-- start Input --

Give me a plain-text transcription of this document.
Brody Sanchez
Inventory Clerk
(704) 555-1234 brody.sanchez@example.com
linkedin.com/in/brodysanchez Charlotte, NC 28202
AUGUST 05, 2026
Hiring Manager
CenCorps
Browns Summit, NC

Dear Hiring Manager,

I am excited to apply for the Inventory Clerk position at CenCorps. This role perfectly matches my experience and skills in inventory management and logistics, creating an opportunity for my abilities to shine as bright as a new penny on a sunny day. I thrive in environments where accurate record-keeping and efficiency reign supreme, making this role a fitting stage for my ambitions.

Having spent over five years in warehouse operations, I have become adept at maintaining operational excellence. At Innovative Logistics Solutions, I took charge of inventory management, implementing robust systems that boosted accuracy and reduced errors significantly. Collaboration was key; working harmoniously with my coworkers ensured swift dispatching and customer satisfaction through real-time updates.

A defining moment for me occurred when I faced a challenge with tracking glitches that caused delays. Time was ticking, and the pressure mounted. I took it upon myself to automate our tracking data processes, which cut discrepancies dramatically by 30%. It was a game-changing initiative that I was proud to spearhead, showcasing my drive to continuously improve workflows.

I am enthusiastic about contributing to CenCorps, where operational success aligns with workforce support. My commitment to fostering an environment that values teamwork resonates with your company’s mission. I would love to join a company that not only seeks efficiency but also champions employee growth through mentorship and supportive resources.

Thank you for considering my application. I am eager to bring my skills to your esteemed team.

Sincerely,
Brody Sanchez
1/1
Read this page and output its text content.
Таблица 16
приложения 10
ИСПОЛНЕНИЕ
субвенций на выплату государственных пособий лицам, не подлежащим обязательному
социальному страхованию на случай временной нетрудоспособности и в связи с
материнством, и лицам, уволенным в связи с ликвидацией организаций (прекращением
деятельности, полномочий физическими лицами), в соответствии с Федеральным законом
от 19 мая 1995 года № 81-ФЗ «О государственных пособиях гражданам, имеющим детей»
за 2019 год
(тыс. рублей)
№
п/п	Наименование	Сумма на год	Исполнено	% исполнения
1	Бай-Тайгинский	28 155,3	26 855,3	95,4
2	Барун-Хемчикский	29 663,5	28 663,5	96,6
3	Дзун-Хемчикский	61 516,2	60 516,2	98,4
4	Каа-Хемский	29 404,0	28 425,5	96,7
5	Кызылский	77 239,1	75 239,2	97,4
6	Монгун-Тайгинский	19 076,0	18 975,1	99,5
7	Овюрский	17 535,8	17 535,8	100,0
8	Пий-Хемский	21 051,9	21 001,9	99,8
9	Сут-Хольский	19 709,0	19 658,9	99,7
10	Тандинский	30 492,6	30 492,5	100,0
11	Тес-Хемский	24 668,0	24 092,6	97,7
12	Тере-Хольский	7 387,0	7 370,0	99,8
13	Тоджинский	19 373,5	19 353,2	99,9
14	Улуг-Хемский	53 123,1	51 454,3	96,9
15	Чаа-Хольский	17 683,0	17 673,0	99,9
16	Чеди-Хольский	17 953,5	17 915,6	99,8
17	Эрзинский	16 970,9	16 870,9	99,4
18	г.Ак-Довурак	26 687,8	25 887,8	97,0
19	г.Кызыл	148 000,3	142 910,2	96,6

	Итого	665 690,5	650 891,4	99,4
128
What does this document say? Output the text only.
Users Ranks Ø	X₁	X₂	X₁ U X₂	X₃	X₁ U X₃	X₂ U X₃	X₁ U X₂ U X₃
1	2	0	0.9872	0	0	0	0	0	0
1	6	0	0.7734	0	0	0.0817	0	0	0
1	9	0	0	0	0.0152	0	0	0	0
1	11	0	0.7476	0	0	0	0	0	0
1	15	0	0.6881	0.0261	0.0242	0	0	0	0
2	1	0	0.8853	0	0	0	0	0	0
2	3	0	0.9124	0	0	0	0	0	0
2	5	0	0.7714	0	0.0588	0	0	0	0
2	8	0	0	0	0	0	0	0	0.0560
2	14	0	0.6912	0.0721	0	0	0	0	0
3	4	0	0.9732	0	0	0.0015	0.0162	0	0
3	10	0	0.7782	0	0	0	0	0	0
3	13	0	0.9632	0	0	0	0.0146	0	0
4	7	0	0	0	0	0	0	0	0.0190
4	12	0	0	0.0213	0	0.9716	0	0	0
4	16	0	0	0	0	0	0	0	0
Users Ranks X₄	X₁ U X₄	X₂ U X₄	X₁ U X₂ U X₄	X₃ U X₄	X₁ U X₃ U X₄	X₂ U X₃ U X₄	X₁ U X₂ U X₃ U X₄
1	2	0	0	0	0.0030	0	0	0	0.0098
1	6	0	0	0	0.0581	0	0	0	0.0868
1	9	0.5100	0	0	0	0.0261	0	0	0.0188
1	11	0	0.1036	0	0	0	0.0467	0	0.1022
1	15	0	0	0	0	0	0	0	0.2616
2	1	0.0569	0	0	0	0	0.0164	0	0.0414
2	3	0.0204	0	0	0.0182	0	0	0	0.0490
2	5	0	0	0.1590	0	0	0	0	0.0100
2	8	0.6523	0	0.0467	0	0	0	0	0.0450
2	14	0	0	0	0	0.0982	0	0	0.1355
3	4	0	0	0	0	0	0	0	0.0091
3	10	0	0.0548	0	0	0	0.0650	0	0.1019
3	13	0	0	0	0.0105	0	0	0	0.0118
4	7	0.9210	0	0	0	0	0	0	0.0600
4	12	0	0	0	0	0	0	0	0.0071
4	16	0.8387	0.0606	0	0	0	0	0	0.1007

-- end Input --

Written instruction
Report all lines of the material that contain the word "Хемчикский".

Complete response
2	Барун-Хемчикский	29 663,5	28 663,5	96,6
3	Дзун-Хемчикский	61 516,2	60 516,2	98,4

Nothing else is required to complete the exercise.